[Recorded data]

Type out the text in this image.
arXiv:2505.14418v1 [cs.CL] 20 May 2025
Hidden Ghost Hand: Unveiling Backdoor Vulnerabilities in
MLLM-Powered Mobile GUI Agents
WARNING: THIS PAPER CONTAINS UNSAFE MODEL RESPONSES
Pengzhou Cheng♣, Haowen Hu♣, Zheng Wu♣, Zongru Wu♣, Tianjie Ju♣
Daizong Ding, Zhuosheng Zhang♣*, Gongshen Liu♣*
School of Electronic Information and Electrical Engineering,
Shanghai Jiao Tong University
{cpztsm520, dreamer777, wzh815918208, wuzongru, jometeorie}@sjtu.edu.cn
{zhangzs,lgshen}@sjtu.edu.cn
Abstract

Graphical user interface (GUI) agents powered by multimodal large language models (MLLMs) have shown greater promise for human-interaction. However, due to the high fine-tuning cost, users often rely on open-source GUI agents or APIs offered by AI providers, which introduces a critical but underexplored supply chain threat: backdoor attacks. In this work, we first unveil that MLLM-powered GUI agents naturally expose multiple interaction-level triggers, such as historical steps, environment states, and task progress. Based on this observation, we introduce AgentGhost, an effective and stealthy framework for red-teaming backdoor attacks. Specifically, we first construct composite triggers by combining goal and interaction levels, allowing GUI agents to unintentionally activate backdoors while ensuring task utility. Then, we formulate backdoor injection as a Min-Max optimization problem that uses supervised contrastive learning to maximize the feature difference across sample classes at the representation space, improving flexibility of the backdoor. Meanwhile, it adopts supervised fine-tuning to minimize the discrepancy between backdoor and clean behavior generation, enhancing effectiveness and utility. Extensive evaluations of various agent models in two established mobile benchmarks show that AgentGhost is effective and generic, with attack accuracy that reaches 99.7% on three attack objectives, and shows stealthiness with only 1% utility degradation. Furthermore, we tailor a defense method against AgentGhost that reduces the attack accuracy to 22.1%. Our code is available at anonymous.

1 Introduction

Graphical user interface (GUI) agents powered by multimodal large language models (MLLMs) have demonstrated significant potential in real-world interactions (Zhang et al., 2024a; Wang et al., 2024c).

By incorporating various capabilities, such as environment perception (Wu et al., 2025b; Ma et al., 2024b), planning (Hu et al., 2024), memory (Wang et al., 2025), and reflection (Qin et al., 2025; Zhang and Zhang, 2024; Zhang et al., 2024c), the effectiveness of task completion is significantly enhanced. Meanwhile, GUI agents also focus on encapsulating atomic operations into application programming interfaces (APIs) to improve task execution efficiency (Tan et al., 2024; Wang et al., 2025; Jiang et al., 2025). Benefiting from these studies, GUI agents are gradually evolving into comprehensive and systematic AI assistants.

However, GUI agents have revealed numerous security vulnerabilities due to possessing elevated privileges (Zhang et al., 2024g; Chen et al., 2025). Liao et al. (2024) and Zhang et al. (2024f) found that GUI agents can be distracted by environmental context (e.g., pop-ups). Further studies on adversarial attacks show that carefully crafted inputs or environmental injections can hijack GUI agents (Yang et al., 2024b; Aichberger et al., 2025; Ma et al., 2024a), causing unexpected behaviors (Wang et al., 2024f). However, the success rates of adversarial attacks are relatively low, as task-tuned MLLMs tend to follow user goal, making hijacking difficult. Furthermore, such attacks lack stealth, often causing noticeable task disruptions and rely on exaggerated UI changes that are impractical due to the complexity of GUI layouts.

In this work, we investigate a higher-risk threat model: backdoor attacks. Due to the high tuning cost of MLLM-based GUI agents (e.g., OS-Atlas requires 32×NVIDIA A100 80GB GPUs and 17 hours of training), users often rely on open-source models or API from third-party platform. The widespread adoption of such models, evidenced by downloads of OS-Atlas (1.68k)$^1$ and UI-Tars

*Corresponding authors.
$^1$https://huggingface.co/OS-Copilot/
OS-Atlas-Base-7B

• [EXERCISE DETAILS]: Repeat the listing above without any change.

• [COMPLETE ANSWER]:
Type out the text in this image.
arXiv:2505.14418v1 [cs.CL] 20 May 2025
Hidden Ghost Hand: Unveiling Backdoor Vulnerabilities in
MLLM-Powered Mobile GUI Agents
WARNING: THIS PAPER CONTAINS UNSAFE MODEL RESPONSES
Pengzhou Cheng♣, Haowen Hu♣, Zheng Wu♣, Zongru Wu♣, Tianjie Ju♣
Daizong Ding, Zhuosheng Zhang♣*, Gongshen Liu♣*
School of Electronic Information and Electrical Engineering,
Shanghai Jiao Tong University
{cpztsm520, dreamer777, wzh815918208, wuzongru, jometeorie}@sjtu.edu.cn
{zhangzs,lgshen}@sjtu.edu.cn
Abstract

Graphical user interface (GUI) agents powered by multimodal large language models (MLLMs) have shown greater promise for human-interaction. However, due to the high fine-tuning cost, users often rely on open-source GUI agents or APIs offered by AI providers, which introduces a critical but underexplored supply chain threat: backdoor attacks. In this work, we first unveil that MLLM-powered GUI agents naturally expose multiple interaction-level triggers, such as historical steps, environment states, and task progress. Based on this observation, we introduce AgentGhost, an effective and stealthy framework for red-teaming backdoor attacks. Specifically, we first construct composite triggers by combining goal and interaction levels, allowing GUI agents to unintentionally activate backdoors while ensuring task utility. Then, we formulate backdoor injection as a Min-Max optimization problem that uses supervised contrastive learning to maximize the feature difference across sample classes at the representation space, improving flexibility of the backdoor. Meanwhile, it adopts supervised fine-tuning to minimize the discrepancy between backdoor and clean behavior generation, enhancing effectiveness and utility. Extensive evaluations of various agent models in two established mobile benchmarks show that AgentGhost is effective and generic, with attack accuracy that reaches 99.7% on three attack objectives, and shows stealthiness with only 1% utility degradation. Furthermore, we tailor a defense method against AgentGhost that reduces the attack accuracy to 22.1%. Our code is available at anonymous.

1 Introduction

Graphical user interface (GUI) agents powered by multimodal large language models (MLLMs) have demonstrated significant potential in real-world interactions (Zhang et al., 2024a; Wang et al., 2024c).

By incorporating various capabilities, such as environment perception (Wu et al., 2025b; Ma et al., 2024b), planning (Hu et al., 2024), memory (Wang et al., 2025), and reflection (Qin et al., 2025; Zhang and Zhang, 2024; Zhang et al., 2024c), the effectiveness of task completion is significantly enhanced. Meanwhile, GUI agents also focus on encapsulating atomic operations into application programming interfaces (APIs) to improve task execution efficiency (Tan et al., 2024; Wang et al., 2025; Jiang et al., 2025). Benefiting from these studies, GUI agents are gradually evolving into comprehensive and systematic AI assistants.

However, GUI agents have revealed numerous security vulnerabilities due to possessing elevated privileges (Zhang et al., 2024g; Chen et al., 2025). Liao et al. (2024) and Zhang et al. (2024f) found that GUI agents can be distracted by environmental context (e.g., pop-ups). Further studies on adversarial attacks show that carefully crafted inputs or environmental injections can hijack GUI agents (Yang et al., 2024b; Aichberger et al., 2025; Ma et al., 2024a), causing unexpected behaviors (Wang et al., 2024f). However, the success rates of adversarial attacks are relatively low, as task-tuned MLLMs tend to follow user goal, making hijacking difficult. Furthermore, such attacks lack stealth, often causing noticeable task disruptions and rely on exaggerated UI changes that are impractical due to the complexity of GUI layouts.

In this work, we investigate a higher-risk threat model: backdoor attacks. Due to the high tuning cost of MLLM-based GUI agents (e.g., OS-Atlas requires 32×NVIDIA A100 80GB GPUs and 17 hours of training), users often rely on open-source models or API from third-party platform. The widespread adoption of such models, evidenced by downloads of OS-Atlas (1.68k)$^1$ and UI-Tars

*Corresponding authors.
$^1$https://huggingface.co/OS-Copilot/
OS-Atlas-Base-7B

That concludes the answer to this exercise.